# [What the exercise asks]
Copy each line in which the string "earlier" occurs.

Data extracted from a collection:
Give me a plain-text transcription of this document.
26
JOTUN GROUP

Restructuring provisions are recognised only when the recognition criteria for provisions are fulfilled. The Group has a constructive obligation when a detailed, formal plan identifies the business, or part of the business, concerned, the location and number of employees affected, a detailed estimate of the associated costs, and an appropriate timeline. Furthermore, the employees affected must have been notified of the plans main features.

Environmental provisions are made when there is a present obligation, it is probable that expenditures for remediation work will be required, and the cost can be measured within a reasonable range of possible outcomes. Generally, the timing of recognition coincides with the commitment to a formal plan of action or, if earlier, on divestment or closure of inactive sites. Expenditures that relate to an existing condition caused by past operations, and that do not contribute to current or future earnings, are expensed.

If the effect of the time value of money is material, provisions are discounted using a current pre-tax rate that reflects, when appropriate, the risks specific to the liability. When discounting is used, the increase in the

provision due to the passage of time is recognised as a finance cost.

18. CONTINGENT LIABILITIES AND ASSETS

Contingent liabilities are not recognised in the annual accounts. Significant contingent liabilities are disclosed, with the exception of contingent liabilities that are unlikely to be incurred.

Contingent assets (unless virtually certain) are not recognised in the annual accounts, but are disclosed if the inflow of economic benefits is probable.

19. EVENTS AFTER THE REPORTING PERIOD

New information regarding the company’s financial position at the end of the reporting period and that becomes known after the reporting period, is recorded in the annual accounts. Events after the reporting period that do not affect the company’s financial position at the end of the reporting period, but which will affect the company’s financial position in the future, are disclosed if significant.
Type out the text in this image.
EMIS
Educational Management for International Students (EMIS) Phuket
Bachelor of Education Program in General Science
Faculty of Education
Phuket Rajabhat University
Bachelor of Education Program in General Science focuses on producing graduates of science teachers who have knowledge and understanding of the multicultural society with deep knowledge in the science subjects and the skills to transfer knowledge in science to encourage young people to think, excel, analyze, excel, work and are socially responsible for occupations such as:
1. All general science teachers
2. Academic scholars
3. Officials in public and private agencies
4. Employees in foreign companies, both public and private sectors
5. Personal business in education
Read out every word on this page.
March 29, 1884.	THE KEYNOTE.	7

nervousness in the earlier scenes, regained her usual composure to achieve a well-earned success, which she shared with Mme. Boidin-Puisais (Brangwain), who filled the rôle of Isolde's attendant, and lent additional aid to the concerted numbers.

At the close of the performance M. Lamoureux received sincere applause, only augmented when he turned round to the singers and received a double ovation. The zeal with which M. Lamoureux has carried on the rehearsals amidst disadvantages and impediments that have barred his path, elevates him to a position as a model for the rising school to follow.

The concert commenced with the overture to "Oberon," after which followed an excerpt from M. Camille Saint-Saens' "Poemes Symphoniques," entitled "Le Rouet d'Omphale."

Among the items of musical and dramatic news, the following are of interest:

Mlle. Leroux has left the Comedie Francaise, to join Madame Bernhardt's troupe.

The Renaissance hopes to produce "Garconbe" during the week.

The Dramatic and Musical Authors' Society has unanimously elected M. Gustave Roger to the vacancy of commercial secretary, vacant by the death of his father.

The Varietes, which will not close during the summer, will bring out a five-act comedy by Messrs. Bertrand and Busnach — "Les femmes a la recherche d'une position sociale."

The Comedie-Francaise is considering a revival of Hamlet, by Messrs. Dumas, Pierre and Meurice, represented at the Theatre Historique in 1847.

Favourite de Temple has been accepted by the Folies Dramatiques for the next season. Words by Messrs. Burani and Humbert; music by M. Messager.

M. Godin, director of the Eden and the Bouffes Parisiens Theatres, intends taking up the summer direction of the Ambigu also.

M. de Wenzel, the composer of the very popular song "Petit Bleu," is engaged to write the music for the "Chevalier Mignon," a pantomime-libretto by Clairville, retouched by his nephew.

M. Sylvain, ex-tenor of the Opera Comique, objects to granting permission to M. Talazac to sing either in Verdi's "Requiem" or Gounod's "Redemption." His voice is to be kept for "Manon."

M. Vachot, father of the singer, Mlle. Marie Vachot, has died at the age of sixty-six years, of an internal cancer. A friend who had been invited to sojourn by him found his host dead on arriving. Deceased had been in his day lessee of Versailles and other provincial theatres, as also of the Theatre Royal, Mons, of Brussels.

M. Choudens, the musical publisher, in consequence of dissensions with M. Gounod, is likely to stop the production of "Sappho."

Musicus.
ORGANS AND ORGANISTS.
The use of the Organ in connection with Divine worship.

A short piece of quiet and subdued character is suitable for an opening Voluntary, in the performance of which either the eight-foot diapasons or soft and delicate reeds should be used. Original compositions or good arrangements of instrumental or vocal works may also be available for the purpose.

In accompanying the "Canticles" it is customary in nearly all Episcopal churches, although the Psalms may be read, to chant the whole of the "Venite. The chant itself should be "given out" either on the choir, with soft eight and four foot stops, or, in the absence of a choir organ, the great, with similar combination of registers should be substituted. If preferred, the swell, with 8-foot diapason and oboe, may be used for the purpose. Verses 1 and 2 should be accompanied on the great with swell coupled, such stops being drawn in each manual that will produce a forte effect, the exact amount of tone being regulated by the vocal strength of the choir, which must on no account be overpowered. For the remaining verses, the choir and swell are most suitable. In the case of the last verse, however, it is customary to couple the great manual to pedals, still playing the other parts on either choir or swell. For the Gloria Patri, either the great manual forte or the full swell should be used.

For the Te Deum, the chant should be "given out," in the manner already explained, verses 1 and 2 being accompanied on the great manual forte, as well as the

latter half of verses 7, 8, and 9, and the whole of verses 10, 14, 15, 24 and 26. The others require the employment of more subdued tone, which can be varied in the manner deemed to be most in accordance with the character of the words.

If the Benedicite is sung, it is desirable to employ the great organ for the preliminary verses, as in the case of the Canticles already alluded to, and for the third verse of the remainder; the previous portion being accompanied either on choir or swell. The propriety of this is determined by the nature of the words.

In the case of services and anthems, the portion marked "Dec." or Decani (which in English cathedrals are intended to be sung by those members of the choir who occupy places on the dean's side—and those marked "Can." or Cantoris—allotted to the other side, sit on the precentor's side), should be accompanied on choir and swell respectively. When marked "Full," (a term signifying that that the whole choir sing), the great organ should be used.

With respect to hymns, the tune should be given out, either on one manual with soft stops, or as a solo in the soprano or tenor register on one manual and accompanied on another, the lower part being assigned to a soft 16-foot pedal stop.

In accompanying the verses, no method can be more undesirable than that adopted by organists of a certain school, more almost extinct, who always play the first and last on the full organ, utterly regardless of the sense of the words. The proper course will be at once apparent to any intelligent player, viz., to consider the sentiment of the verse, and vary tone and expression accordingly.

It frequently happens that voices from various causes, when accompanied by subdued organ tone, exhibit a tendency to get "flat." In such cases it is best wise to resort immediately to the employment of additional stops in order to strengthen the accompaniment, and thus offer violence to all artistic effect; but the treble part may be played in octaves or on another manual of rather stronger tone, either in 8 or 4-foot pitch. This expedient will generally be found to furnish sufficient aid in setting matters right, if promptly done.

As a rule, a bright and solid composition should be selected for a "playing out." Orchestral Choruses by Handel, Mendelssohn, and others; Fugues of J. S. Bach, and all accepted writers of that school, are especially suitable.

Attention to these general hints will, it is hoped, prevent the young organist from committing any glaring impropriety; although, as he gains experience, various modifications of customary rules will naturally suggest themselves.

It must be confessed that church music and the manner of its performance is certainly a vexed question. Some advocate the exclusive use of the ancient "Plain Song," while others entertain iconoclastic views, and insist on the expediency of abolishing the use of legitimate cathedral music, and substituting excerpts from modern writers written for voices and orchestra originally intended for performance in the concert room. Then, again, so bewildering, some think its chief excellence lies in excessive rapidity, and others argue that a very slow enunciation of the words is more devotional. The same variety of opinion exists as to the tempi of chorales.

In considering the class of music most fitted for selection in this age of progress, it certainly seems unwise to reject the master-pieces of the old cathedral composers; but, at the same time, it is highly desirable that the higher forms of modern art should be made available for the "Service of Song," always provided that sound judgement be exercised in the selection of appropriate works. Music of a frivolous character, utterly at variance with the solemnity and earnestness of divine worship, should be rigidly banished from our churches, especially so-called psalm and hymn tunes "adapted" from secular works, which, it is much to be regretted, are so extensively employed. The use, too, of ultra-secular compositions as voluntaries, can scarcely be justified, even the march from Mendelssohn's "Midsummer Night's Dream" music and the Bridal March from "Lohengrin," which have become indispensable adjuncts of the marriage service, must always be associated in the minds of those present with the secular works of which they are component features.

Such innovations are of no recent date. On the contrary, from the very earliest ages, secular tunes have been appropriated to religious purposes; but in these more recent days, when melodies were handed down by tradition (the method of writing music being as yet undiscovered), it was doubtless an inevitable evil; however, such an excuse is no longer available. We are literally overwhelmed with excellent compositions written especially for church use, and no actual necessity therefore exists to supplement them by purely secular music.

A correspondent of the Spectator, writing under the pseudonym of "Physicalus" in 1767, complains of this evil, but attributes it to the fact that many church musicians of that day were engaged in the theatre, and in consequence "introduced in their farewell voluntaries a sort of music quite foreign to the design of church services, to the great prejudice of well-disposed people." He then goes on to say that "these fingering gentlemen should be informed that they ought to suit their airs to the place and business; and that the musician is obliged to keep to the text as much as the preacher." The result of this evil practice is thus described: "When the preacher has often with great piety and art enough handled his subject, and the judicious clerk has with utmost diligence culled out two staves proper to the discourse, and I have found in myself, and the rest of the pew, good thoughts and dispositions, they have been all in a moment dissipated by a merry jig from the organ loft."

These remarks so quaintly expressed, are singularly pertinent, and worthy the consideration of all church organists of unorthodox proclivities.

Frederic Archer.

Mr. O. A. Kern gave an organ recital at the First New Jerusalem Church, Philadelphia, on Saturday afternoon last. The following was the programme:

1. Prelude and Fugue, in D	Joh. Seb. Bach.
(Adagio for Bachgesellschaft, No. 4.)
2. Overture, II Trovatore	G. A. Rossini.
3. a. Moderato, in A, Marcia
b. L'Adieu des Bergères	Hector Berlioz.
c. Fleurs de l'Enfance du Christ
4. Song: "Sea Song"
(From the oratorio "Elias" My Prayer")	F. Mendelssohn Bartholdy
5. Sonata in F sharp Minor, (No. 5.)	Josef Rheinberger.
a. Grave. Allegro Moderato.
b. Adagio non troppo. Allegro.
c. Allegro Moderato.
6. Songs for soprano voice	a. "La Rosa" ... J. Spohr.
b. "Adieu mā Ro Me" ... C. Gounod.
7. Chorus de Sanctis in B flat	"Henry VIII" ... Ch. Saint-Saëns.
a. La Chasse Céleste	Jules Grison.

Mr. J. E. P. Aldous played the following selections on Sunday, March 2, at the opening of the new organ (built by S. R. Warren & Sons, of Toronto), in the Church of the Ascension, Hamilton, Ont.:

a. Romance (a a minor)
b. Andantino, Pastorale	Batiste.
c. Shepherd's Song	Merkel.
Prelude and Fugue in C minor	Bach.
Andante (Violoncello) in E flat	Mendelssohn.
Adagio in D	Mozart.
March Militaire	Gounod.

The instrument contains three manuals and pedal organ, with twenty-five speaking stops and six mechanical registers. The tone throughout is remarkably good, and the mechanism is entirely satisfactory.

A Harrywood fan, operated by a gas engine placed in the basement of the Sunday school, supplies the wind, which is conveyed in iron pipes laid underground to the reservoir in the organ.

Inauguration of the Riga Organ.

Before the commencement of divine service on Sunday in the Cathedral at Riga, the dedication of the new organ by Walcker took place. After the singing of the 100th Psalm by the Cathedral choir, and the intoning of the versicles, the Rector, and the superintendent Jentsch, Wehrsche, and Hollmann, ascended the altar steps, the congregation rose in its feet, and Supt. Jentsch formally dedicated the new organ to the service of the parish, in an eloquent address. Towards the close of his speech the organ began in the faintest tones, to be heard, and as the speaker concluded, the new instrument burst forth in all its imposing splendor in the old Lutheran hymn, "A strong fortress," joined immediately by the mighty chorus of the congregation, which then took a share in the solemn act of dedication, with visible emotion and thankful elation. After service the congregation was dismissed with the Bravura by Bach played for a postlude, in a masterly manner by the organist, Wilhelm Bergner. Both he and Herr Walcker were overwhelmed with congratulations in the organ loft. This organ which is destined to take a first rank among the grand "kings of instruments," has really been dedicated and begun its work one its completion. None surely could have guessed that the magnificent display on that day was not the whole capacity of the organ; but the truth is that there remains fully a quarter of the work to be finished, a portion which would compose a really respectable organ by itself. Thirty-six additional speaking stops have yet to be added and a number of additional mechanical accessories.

# [Answer to the problem]
Environmental provisions are made when there is a present obligation, it is probable that expenditures for remediation work will be required, and the cost can be measured within a reasonable range of possible outcomes. Generally, the timing of recognition coincides with the commitment to a formal plan of action or, if earlier, on divestment or closure of inactive sites. Expenditures that relate to an existing condition caused by past operations, and that do not contribute to current or future earnings, are expensed.
nervousness in the earlier scenes, regained her usual composure to achieve a well-earned success, which she shared with Mme. Boidin-Puisais (Brangwain), who filled the rôle of Isolde's attendant, and lent additional aid to the concerted numbers.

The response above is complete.